Data extract →
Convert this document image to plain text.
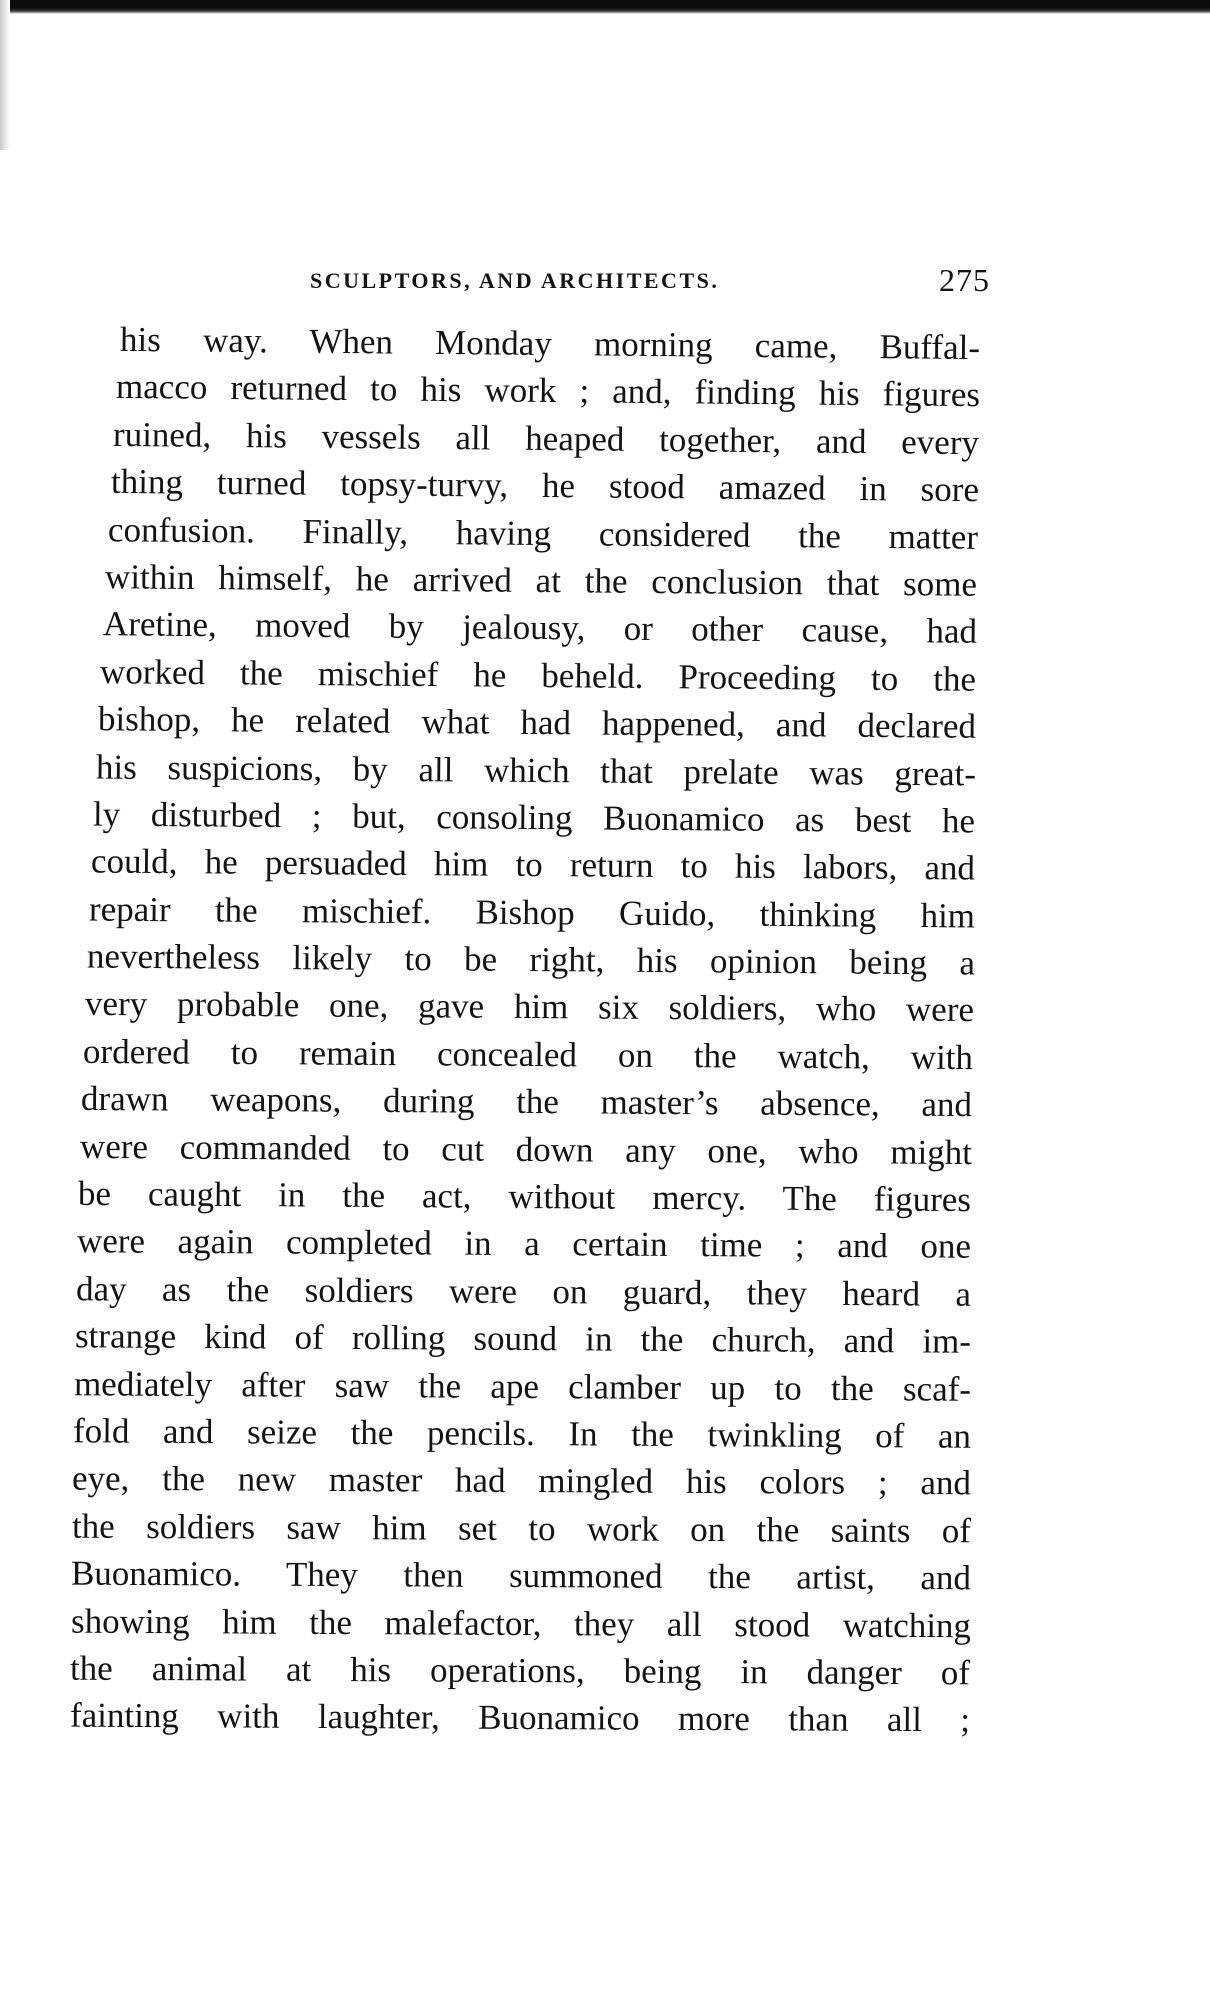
SCULPTORS, AND ARCHITECTS.	275
his way. When Monday morning came, Buffal-
macco returned to his work ; and, finding his figures
ruined, his vessels all heaped together, and every
thing turned topsy-turvy, he stood amazed in sore
confusion. Finally, having considered the matter
within himself, he arrived at the conclusion that some
Aretine, moved by jealousy, or other cause, had
worked the mischief he beheld. Proceeding to the
bishop, he related what had happened, and declared
his suspicions, by all which that prelate was great-
ly disturbed ; but, consoling Buonamico as best he
could, he persuaded him to return to his labors, and
repair the mischief. Bishop Guido, thinking him
nevertheless likely to be right, his opinion being a
very probable one, gave him six soldiers, who were
ordered to remain concealed on the watch, with
drawn weapons, during the master’s absence, and
were commanded to cut down any one, who might
be caught in the act, without mercy. The figures
were again completed in a certain time ; and one
day as the soldiers were on guard, they heard a
strange kind of rolling sound in the church, and im-
mediately after saw the ape clamber up to the scaf-
fold and seize the pencils. In the twinkling of an
eye, the new master had mingled his colors ; and
the soldiers saw him set to work on the saints of
Buonamico. They then summoned the artist, and
showing him the malefactor, they all stood watching
the animal at his operations, being in danger of
fainting with laughter, Buonamico more than all ;
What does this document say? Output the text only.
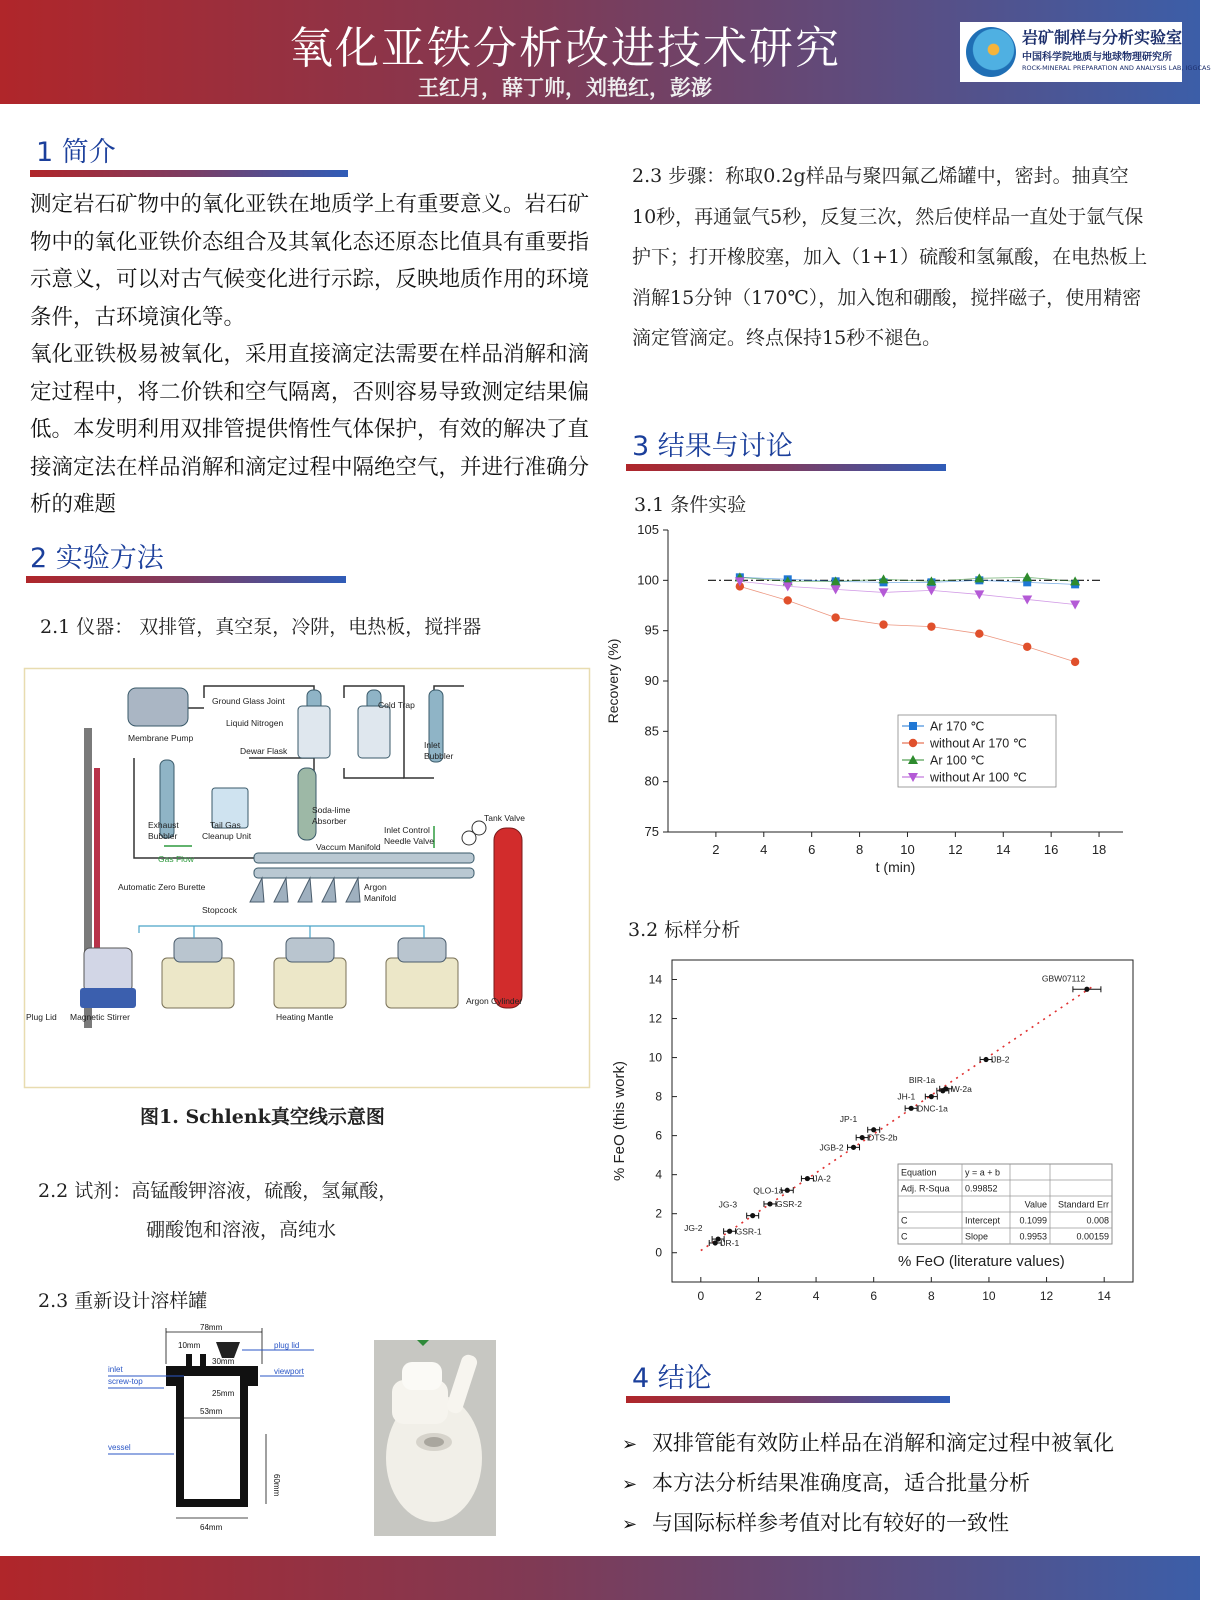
氧化亚铁分析改进技术研究
王红月，薛丁帅，刘艳红，彭澎
岩矿制样与分析实验室
中国科学院地质与地球物理研究所
ROCK-MINERAL PREPARATION AND ANALYSIS LAB, IGGCAS
1 简介
测定岩石矿物中的氧化亚铁在地质学上有重要意义。岩石矿物中的氧化亚铁价态组合及其氧化态还原态比值具有重要指示意义，可以对古气候变化进行示踪，反映地质作用的环境条件，古环境演化等。
氧化亚铁极易被氧化，采用直接滴定法需要在样品消解和滴定过程中，将二价铁和空气隔离，否则容易导致测定结果偏低。本发明利用双排管提供惰性气体保护，有效的解决了直接滴定法在样品消解和滴定过程中隔绝空气，并进行准确分析的难题
2 实验方法
2.1 仪器： 双排管，真空泵，冷阱，电热板，搅拌器
Ground Glass Joint
Liquid Nitrogen
Dewar Flask
Cold Trap
Inlet
Bubbler
Membrane Pump
Exhaust
Bubbler
Tail Gas
Cleanup Unit
Soda-lime
Absorber
Inlet Control
Needle Valve
Tank Valve
Vaccum Manifold
Gas Flow
Automatic Zero Burette	Argon
Manifold
Stopcock
Argon Cylinder
Plug Lid Magnetic Stirrer	Heating Mantle
图1. Schlenk真空线示意图
2.2 试剂：高锰酸钾溶液，硫酸，氢氟酸，
硼酸饱和溶液，高纯水
2.3 重新设计溶样罐
78mm
10mm
30mm
25mm
53mm
64mm
60mm
plug lid
inlet
screw-top
viewport
vessel
2.3 步骤：称取0.2g样品与聚四氟乙烯罐中，密封。抽真空10秒，再通氩气5秒，反复三次，然后使样品一直处于氩气保护下；打开橡胶塞，加入（1+1）硫酸和氢氟酸，在电热板上消解15分钟（170℃），加入饱和硼酸，搅拌磁子，使用精密滴定管滴定。终点保持15秒不褪色。
3 结果与讨论
3.1 条件实验
75
80
85
90
95
100
105
2	4	6	8	10	12	14	16	18
t (min)
Recovery (%)
Ar 170 ℃
without Ar 170 ℃
Ar 100 ℃
without Ar 100 ℃
3.2 标样分析
0
2
4
6
8
10
12
14
0	2	4	6	8	10	12	14
% FeO (this work)
JR-1
JG-2	GSR-1
JG-3	GSR-2
QLO-1a
JA-2
JGB-2
DTS-2b
JP-1
DNC-1a
JH-1
BIR-1a
W-2a
JB-2
GBW07112
Equation	y = a + b
Adj. R-Squa 0.99852
Value Standard Err
C	Intercept 0.1099	0.008
C	Slope	0.9953	0.00159
% FeO (literature values)
4 结论
➢ 双排管能有效防止样品在消解和滴定过程中被氧化
➢ 本方法分析结果准确度高，适合批量分析
➢ 与国际标样参考值对比有较好的一致性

To be done → Reproduce every entry word for word, but omit the pictures.

Reply →
Convert this document image to plain text.
SCULPTORS, AND ARCHITECTS.	275
his way. When Monday morning came, Buffal-
macco returned to his work ; and, finding his figures
ruined, his vessels all heaped together, and every
thing turned topsy-turvy, he stood amazed in sore
confusion. Finally, having considered the matter
within himself, he arrived at the conclusion that some
Aretine, moved by jealousy, or other cause, had
worked the mischief he beheld. Proceeding to the
bishop, he related what had happened, and declared
his suspicions, by all which that prelate was great-
ly disturbed ; but, consoling Buonamico as best he
could, he persuaded him to return to his labors, and
repair the mischief. Bishop Guido, thinking him
nevertheless likely to be right, his opinion being a
very probable one, gave him six soldiers, who were
ordered to remain concealed on the watch, with
drawn weapons, during the master’s absence, and
were commanded to cut down any one, who might
be caught in the act, without mercy. The figures
were again completed in a certain time ; and one
day as the soldiers were on guard, they heard a
strange kind of rolling sound in the church, and im-
mediately after saw the ape clamber up to the scaf-
fold and seize the pencils. In the twinkling of an
eye, the new master had mingled his colors ; and
the soldiers saw him set to work on the saints of
Buonamico. They then summoned the artist, and
showing him the malefactor, they all stood watching
the animal at his operations, being in danger of
fainting with laughter, Buonamico more than all ;
What does this document say? Output the text only.
氧化亚铁分析改进技术研究
王红月，薛丁帅，刘艳红，彭澎
岩矿制样与分析实验室
中国科学院地质与地球物理研究所
ROCK-MINERAL PREPARATION AND ANALYSIS LAB, IGGCAS
1 简介
测定岩石矿物中的氧化亚铁在地质学上有重要意义。岩石矿物中的氧化亚铁价态组合及其氧化态还原态比值具有重要指示意义，可以对古气候变化进行示踪，反映地质作用的环境条件，古环境演化等。
氧化亚铁极易被氧化，采用直接滴定法需要在样品消解和滴定过程中，将二价铁和空气隔离，否则容易导致测定结果偏低。本发明利用双排管提供惰性气体保护，有效的解决了直接滴定法在样品消解和滴定过程中隔绝空气，并进行准确分析的难题
2 实验方法
2.1 仪器： 双排管，真空泵，冷阱，电热板，搅拌器
Ground Glass Joint
Liquid Nitrogen
Dewar Flask
Cold Trap
Inlet
Bubbler
Membrane Pump
Exhaust
Bubbler
Tail Gas
Cleanup Unit
Soda-lime
Absorber
Inlet Control
Needle Valve
Tank Valve
Vaccum Manifold
Gas Flow
Automatic Zero Burette	Argon
Manifold
Stopcock
Argon Cylinder
Plug Lid Magnetic Stirrer	Heating Mantle
图1. Schlenk真空线示意图
2.2 试剂：高锰酸钾溶液，硫酸，氢氟酸，
硼酸饱和溶液，高纯水
2.3 重新设计溶样罐
78mm
10mm
30mm
25mm
53mm
64mm
60mm
plug lid
inlet
screw-top
viewport
vessel
2.3 步骤：称取0.2g样品与聚四氟乙烯罐中，密封。抽真空10秒，再通氩气5秒，反复三次，然后使样品一直处于氩气保护下；打开橡胶塞，加入（1+1）硫酸和氢氟酸，在电热板上消解15分钟（170℃），加入饱和硼酸，搅拌磁子，使用精密滴定管滴定。终点保持15秒不褪色。
3 结果与讨论
3.1 条件实验
75
80
85
90
95
100
105
2	4	6	8	10	12	14	16	18
t (min)
Recovery (%)
Ar 170 ℃
without Ar 170 ℃
Ar 100 ℃
without Ar 100 ℃
3.2 标样分析
0
2
4
6
8
10
12
14
0	2	4	6	8	10	12	14
% FeO (this work)
JR-1
JG-2	GSR-1
JG-3	GSR-2
QLO-1a
JA-2
JGB-2
DTS-2b
JP-1
DNC-1a
JH-1
BIR-1a
W-2a
JB-2
GBW07112
Equation	y = a + b
Adj. R-Squa 0.99852
Value Standard Err
C	Intercept 0.1099	0.008
C	Slope	0.9953	0.00159
% FeO (literature values)
4 结论
➢ 双排管能有效防止样品在消解和滴定过程中被氧化
➢ 本方法分析结果准确度高，适合批量分析
➢ 与国际标样参考值对比有较好的一致性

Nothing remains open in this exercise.